## What is required
Extract the complete listing and repeat it word for word.

## Data lines
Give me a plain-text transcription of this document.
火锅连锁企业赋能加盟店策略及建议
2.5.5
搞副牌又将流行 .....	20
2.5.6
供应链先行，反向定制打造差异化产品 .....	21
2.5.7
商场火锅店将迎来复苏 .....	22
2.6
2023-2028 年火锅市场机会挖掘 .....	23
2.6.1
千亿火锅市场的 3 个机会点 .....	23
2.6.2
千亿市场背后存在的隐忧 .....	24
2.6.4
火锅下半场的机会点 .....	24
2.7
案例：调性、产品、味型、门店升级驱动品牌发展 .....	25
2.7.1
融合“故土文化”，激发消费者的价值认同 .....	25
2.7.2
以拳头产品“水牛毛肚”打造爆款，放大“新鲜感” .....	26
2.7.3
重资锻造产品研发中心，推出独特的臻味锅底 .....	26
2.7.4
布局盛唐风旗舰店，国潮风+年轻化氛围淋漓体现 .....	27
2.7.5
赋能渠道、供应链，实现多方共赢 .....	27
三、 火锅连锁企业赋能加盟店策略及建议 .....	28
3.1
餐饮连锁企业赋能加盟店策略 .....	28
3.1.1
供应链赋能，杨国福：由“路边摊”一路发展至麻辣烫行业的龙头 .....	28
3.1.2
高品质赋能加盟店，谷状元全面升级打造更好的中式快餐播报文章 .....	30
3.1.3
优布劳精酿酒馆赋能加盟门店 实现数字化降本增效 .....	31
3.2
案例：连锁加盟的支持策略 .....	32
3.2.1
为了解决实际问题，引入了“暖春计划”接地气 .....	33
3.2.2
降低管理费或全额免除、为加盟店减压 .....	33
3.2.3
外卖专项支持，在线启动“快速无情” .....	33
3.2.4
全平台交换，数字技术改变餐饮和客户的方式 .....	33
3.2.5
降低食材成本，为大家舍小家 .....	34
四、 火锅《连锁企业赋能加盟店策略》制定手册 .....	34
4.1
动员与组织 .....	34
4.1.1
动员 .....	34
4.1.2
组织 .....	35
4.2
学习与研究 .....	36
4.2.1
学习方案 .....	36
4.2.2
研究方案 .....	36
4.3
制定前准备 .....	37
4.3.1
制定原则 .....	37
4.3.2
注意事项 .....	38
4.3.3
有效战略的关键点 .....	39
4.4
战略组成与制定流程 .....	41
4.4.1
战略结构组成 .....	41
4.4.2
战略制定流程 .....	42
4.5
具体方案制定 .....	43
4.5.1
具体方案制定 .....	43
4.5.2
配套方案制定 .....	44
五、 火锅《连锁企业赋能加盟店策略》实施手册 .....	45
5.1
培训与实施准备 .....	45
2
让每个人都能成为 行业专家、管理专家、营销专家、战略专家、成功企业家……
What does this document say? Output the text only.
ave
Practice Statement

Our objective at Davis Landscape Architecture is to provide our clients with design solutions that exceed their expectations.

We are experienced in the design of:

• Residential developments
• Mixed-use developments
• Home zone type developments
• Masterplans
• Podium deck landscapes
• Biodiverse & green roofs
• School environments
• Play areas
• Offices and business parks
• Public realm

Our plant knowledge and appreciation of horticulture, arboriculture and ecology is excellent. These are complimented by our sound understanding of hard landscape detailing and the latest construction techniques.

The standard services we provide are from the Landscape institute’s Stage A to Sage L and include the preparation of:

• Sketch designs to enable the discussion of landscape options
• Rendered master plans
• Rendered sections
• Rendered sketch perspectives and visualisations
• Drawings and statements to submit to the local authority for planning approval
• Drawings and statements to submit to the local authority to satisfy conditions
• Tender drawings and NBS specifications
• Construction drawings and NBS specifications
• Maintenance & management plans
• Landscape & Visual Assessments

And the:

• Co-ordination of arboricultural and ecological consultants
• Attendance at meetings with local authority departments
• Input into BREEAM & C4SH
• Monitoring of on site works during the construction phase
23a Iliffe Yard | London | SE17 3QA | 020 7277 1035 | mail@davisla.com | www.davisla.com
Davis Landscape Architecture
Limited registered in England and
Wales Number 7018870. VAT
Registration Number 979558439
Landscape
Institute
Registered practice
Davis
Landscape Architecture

## Solution to this task
Give me a plain-text transcription of this document.
火锅连锁企业赋能加盟店策略及建议
2.5.5
搞副牌又将流行 .....	20
2.5.6
供应链先行，反向定制打造差异化产品 .....	21
2.5.7
商场火锅店将迎来复苏 .....	22
2.6
2023-2028 年火锅市场机会挖掘 .....	23
2.6.1
千亿火锅市场的 3 个机会点 .....	23
2.6.2
千亿市场背后存在的隐忧 .....	24
2.6.4
火锅下半场的机会点 .....	24
2.7
案例：调性、产品、味型、门店升级驱动品牌发展 .....	25
2.7.1
融合“故土文化”，激发消费者的价值认同 .....	25
2.7.2
以拳头产品“水牛毛肚”打造爆款，放大“新鲜感” .....	26
2.7.3
重资锻造产品研发中心，推出独特的臻味锅底 .....	26
2.7.4
布局盛唐风旗舰店，国潮风+年轻化氛围淋漓体现 .....	27
2.7.5
赋能渠道、供应链，实现多方共赢 .....	27
三、 火锅连锁企业赋能加盟店策略及建议 .....	28
3.1
餐饮连锁企业赋能加盟店策略 .....	28
3.1.1
供应链赋能，杨国福：由“路边摊”一路发展至麻辣烫行业的龙头 .....	28
3.1.2
高品质赋能加盟店，谷状元全面升级打造更好的中式快餐播报文章 .....	30
3.1.3
优布劳精酿酒馆赋能加盟门店 实现数字化降本增效 .....	31
3.2
案例：连锁加盟的支持策略 .....	32
3.2.1
为了解决实际问题，引入了“暖春计划”接地气 .....	33
3.2.2
降低管理费或全额免除、为加盟店减压 .....	33
3.2.3
外卖专项支持，在线启动“快速无情” .....	33
3.2.4
全平台交换，数字技术改变餐饮和客户的方式 .....	33
3.2.5
降低食材成本，为大家舍小家 .....	34
四、 火锅《连锁企业赋能加盟店策略》制定手册 .....	34
4.1
动员与组织 .....	34
4.1.1
动员 .....	34
4.1.2
组织 .....	35
4.2
学习与研究 .....	36
4.2.1
学习方案 .....	36
4.2.2
研究方案 .....	36
4.3
制定前准备 .....	37
4.3.1
制定原则 .....	37
4.3.2
注意事项 .....	38
4.3.3
有效战略的关键点 .....	39
4.4
战略组成与制定流程 .....	41
4.4.1
战略结构组成 .....	41
4.4.2
战略制定流程 .....	42
4.5
具体方案制定 .....	43
4.5.1
具体方案制定 .....	43
4.5.2
配套方案制定 .....	44
五、 火锅《连锁企业赋能加盟店策略》实施手册 .....	45
5.1
培训与实施准备 .....	45
2
让每个人都能成为 行业专家、管理专家、营销专家、战略专家、成功企业家……
What does this document say? Output the text only.
ave
Practice Statement

Our objective at Davis Landscape Architecture is to provide our clients with design solutions that exceed their expectations.

We are experienced in the design of:

• Residential developments
• Mixed-use developments
• Home zone type developments
• Masterplans
• Podium deck landscapes
• Biodiverse & green roofs
• School environments
• Play areas
• Offices and business parks
• Public realm

Our plant knowledge and appreciation of horticulture, arboriculture and ecology is excellent. These are complimented by our sound understanding of hard landscape detailing and the latest construction techniques.

The standard services we provide are from the Landscape institute’s Stage A to Sage L and include the preparation of:

• Sketch designs to enable the discussion of landscape options
• Rendered master plans
• Rendered sections
• Rendered sketch perspectives and visualisations
• Drawings and statements to submit to the local authority for planning approval
• Drawings and statements to submit to the local authority to satisfy conditions
• Tender drawings and NBS specifications
• Construction drawings and NBS specifications
• Maintenance & management plans
• Landscape & Visual Assessments

And the:

• Co-ordination of arboricultural and ecological consultants
• Attendance at meetings with local authority departments
• Input into BREEAM & C4SH
• Monitoring of on site works during the construction phase
23a Iliffe Yard | London | SE17 3QA | 020 7277 1035 | mail@davisla.com | www.davisla.com
Davis Landscape Architecture
Limited registered in England and
Wales Number 7018870. VAT
Registration Number 979558439
Landscape
Institute
Registered practice
Davis
Landscape Architecture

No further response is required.